» **WRITTEN REQUEST**: Give the count of lines containing the string "some", with no other output.

Start EXERCISE INPUT

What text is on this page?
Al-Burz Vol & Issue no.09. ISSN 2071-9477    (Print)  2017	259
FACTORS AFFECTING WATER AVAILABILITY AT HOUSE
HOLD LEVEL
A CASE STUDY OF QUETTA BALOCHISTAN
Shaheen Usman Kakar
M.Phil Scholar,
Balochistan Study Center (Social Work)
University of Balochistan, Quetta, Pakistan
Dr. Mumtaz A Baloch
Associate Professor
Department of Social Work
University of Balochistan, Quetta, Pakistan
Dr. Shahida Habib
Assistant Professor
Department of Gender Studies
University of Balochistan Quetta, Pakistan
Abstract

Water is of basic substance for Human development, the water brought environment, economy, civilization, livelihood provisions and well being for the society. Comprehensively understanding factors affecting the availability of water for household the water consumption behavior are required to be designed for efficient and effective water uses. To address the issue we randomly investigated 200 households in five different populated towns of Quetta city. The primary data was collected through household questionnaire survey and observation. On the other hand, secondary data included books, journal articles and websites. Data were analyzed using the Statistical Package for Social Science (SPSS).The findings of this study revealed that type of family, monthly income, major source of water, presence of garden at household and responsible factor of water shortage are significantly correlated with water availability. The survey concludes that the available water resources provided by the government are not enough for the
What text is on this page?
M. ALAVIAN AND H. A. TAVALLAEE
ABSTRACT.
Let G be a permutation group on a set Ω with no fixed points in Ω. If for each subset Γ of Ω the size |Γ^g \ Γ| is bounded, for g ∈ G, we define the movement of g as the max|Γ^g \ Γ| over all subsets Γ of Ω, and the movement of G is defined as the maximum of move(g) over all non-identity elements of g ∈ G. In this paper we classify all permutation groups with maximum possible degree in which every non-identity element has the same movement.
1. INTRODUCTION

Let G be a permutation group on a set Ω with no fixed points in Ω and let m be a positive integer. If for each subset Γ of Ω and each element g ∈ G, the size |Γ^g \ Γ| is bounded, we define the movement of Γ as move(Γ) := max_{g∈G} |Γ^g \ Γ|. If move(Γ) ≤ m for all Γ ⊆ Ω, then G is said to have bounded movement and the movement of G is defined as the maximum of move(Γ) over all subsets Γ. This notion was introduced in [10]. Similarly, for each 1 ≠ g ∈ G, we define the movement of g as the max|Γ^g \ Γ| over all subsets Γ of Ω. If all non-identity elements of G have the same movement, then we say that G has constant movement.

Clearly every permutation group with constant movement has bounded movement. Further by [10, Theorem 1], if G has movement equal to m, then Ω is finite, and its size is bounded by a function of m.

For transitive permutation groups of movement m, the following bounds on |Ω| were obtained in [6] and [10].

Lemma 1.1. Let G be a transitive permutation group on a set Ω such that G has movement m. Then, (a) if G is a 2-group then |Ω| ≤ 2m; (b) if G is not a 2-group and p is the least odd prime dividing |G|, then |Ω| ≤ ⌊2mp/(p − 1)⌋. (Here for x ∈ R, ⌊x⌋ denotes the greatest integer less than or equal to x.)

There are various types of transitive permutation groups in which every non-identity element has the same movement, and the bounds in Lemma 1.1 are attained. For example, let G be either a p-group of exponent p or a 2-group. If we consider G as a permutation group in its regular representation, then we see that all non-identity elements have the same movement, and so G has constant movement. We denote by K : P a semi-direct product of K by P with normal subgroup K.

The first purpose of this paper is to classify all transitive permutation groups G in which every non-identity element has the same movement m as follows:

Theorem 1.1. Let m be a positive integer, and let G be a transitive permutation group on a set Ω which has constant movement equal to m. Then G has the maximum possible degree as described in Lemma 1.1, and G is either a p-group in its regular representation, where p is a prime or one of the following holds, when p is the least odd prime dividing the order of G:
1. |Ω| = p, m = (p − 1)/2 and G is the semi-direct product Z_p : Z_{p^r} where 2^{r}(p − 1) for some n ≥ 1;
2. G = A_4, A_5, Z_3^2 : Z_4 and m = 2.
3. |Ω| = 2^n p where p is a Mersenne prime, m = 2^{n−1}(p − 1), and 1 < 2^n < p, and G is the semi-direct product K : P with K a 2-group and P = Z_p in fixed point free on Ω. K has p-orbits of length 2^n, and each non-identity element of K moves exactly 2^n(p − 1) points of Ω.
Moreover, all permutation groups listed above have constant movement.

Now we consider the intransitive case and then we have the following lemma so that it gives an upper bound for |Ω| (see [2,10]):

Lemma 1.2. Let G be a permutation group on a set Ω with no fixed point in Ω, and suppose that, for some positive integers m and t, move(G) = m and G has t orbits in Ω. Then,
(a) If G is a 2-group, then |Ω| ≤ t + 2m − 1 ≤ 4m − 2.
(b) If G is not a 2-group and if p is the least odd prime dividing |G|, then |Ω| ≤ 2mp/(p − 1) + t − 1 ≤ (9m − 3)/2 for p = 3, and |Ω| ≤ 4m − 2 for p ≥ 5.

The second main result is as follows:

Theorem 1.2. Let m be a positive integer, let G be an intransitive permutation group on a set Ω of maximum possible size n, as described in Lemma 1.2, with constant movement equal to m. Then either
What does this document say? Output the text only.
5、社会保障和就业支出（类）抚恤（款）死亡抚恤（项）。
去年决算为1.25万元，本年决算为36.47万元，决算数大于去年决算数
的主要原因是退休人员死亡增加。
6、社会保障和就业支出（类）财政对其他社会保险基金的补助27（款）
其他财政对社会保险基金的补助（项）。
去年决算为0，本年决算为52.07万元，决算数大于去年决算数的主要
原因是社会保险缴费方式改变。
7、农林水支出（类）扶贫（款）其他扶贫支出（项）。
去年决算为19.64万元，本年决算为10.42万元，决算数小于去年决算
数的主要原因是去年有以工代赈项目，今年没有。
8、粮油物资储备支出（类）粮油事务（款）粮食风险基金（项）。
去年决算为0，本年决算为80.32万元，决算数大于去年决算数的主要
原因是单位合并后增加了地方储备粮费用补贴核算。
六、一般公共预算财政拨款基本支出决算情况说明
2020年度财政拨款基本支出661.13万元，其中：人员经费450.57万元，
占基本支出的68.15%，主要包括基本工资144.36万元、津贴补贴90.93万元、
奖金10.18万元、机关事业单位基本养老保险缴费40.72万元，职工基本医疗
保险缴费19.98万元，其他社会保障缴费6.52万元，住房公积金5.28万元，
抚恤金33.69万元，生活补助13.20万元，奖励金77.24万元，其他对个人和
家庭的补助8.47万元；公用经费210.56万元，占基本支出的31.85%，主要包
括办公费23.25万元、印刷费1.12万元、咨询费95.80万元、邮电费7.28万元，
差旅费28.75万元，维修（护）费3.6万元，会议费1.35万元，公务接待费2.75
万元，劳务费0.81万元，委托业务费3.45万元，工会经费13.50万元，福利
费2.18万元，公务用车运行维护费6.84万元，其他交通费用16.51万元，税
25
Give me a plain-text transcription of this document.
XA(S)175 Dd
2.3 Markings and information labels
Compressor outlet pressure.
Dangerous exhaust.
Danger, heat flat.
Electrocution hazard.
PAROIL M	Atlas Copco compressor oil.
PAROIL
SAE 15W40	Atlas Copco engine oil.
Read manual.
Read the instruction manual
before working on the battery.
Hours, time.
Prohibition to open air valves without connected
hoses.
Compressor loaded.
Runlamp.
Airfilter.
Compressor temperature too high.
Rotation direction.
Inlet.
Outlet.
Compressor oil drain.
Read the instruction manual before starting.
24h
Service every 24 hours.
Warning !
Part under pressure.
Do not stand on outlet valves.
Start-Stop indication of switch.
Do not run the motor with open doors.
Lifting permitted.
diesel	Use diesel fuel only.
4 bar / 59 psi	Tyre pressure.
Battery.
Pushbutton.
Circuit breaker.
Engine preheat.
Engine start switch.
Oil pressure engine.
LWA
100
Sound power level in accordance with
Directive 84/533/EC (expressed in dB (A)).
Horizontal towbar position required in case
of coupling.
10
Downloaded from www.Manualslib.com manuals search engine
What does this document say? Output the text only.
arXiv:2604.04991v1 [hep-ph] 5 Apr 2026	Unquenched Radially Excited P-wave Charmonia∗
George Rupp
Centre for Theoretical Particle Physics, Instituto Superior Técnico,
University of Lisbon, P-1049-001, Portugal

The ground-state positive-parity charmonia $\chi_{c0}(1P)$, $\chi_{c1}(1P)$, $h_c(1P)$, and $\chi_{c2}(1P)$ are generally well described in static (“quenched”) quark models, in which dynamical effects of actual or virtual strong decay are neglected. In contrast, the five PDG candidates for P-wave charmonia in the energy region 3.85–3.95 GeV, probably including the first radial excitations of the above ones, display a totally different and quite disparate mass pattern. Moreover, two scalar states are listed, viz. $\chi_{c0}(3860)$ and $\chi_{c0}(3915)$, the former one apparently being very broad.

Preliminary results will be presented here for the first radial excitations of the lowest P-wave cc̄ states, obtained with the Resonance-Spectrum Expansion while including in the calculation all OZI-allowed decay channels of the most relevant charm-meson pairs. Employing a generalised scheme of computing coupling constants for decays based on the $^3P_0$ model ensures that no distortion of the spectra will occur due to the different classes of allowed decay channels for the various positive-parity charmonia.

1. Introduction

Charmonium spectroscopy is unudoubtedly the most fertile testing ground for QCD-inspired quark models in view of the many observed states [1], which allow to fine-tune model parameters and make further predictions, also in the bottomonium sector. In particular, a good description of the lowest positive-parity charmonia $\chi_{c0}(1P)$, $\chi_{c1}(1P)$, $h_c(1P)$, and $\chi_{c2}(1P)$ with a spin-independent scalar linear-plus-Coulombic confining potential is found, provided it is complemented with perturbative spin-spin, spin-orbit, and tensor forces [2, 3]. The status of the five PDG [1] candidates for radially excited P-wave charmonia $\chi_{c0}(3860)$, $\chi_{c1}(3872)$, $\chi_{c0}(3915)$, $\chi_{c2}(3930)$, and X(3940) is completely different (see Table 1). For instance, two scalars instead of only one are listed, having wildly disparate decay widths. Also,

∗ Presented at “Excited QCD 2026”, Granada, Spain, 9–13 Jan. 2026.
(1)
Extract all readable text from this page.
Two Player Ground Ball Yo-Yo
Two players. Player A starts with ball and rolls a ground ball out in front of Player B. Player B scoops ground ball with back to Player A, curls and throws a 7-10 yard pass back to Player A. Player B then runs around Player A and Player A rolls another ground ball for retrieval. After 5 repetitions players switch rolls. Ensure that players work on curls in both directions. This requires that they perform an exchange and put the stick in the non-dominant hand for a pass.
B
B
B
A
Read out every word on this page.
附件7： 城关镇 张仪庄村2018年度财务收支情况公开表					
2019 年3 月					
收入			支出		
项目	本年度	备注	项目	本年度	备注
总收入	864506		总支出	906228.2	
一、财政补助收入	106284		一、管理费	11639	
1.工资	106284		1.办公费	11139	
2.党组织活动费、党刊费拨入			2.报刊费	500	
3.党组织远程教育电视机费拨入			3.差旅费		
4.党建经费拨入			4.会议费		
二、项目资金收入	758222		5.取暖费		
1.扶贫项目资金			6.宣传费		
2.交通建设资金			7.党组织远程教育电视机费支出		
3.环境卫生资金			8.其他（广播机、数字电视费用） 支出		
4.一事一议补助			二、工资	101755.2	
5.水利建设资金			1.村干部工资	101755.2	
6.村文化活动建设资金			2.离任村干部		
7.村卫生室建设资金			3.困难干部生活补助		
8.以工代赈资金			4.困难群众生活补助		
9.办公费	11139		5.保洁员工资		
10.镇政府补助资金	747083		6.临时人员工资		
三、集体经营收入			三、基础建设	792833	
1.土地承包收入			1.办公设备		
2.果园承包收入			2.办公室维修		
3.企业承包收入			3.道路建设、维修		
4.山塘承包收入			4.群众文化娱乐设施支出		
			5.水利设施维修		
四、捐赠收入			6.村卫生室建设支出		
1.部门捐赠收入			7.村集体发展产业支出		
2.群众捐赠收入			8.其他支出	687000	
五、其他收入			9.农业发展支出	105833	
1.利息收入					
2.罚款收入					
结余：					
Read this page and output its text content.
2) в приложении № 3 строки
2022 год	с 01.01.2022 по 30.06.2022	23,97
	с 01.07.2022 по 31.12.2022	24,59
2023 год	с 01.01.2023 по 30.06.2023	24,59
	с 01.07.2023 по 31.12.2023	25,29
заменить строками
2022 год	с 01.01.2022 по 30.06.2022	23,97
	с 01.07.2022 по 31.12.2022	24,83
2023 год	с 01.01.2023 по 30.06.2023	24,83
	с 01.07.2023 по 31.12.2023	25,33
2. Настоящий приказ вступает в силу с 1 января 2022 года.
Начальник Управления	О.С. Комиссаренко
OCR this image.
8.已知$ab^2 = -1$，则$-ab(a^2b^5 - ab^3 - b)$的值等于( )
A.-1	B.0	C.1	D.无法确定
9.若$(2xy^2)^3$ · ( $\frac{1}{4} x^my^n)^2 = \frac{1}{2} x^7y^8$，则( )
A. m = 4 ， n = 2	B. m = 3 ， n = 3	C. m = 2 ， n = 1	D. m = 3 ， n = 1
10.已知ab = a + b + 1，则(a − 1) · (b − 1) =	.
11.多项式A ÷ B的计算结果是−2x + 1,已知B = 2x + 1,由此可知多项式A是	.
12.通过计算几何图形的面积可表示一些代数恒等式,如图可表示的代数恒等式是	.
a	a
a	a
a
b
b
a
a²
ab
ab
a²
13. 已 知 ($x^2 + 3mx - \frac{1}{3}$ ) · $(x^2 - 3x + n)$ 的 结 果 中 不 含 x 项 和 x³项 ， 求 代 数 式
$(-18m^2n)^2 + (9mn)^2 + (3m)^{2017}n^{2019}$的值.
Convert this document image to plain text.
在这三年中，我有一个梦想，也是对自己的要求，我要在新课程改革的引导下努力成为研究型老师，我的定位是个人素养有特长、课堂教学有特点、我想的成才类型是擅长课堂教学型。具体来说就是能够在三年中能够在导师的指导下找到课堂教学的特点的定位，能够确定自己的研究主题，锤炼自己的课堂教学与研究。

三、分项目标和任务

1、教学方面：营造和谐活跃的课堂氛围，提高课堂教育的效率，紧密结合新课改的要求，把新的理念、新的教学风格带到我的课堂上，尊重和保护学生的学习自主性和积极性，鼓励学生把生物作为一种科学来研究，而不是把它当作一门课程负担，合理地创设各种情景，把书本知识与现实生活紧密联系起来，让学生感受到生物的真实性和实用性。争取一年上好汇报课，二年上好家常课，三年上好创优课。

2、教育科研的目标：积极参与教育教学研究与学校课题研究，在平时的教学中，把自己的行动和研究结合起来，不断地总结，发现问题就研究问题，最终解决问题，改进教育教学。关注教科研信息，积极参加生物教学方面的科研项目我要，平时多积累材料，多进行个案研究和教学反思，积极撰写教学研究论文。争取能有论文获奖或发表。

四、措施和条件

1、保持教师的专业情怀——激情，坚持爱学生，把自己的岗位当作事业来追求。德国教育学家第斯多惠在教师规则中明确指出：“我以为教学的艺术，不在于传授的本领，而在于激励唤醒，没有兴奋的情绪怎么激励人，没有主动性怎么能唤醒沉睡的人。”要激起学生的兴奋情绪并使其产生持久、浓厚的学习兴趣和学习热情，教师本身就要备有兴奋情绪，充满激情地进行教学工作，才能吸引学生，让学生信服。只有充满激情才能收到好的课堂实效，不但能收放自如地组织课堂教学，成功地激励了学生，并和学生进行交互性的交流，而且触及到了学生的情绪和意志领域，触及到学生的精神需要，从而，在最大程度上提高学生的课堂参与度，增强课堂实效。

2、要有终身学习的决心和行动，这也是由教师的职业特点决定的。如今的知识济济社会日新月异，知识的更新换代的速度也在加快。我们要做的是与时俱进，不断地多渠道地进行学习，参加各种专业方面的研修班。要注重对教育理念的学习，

End EXERCISE INPUT

» **ANSWER IN FULL**: 2